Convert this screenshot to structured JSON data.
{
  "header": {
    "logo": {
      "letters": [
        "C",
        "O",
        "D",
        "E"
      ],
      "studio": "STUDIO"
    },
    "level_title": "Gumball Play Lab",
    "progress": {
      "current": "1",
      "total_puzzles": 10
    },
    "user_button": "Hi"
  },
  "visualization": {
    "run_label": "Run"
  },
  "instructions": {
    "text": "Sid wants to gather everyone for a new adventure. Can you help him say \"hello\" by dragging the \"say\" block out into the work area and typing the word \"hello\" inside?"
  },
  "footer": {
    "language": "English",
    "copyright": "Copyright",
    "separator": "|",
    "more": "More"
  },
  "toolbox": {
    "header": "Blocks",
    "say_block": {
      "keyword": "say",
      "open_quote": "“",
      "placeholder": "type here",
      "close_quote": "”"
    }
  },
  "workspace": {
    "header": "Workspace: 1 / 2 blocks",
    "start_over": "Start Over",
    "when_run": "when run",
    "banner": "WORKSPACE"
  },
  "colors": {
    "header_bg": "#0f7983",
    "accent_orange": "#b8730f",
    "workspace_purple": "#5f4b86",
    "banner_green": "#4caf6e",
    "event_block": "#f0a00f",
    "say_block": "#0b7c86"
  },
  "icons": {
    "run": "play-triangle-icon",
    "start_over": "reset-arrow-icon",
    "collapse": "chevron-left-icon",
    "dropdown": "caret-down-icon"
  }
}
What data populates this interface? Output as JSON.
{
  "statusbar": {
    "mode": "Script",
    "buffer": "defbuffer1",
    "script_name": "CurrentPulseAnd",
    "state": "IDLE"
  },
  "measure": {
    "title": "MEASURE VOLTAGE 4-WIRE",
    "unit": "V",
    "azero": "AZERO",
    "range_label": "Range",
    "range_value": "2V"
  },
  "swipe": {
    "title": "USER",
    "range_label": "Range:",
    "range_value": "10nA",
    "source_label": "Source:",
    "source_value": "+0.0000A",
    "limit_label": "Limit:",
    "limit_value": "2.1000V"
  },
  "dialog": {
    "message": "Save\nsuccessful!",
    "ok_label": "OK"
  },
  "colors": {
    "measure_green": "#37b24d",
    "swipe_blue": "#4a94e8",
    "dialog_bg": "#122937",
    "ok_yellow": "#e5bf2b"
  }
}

■ THE REQUEST
Please reproduce each line exactly as written.

■ OUTPUT OF THE EXERCISE
Convert this screenshot to structured JSON data.
{
  "header": {
    "logo": {
      "letters": [
        "C",
        "O",
        "D",
        "E"
      ],
      "studio": "STUDIO"
    },
    "level_title": "Gumball Play Lab",
    "progress": {
      "current": "1",
      "total_puzzles": 10
    },
    "user_button": "Hi"
  },
  "visualization": {
    "run_label": "Run"
  },
  "instructions": {
    "text": "Sid wants to gather everyone for a new adventure. Can you help him say \"hello\" by dragging the \"say\" block out into the work area and typing the word \"hello\" inside?"
  },
  "footer": {
    "language": "English",
    "copyright": "Copyright",
    "separator": "|",
    "more": "More"
  },
  "toolbox": {
    "header": "Blocks",
    "say_block": {
      "keyword": "say",
      "open_quote": "“",
      "placeholder": "type here",
      "close_quote": "”"
    }
  },
  "workspace": {
    "header": "Workspace: 1 / 2 blocks",
    "start_over": "Start Over",
    "when_run": "when run",
    "banner": "WORKSPACE"
  },
  "colors": {
    "header_bg": "#0f7983",
    "accent_orange": "#b8730f",
    "workspace_purple": "#5f4b86",
    "banner_green": "#4caf6e",
    "event_block": "#f0a00f",
    "say_block": "#0b7c86"
  },
  "icons": {
    "run": "play-triangle-icon",
    "start_over": "reset-arrow-icon",
    "collapse": "chevron-left-icon",
    "dropdown": "caret-down-icon"
  }
}
What data populates this interface? Output as JSON.
{
  "statusbar": {
    "mode": "Script",
    "buffer": "defbuffer1",
    "script_name": "CurrentPulseAnd",
    "state": "IDLE"
  },
  "measure": {
    "title": "MEASURE VOLTAGE 4-WIRE",
    "unit": "V",
    "azero": "AZERO",
    "range_label": "Range",
    "range_value": "2V"
  },
  "swipe": {
    "title": "USER",
    "range_label": "Range:",
    "range_value": "10nA",
    "source_label": "Source:",
    "source_value": "+0.0000A",
    "limit_label": "Limit:",
    "limit_value": "2.1000V"
  },
  "dialog": {
    "message": "Save\nsuccessful!",
    "ok_label": "OK"
  },
  "colors": {
    "measure_green": "#37b24d",
    "swipe_blue": "#4a94e8",
    "dialog_bg": "#122937",
    "ok_yellow": "#e5bf2b"
  }
}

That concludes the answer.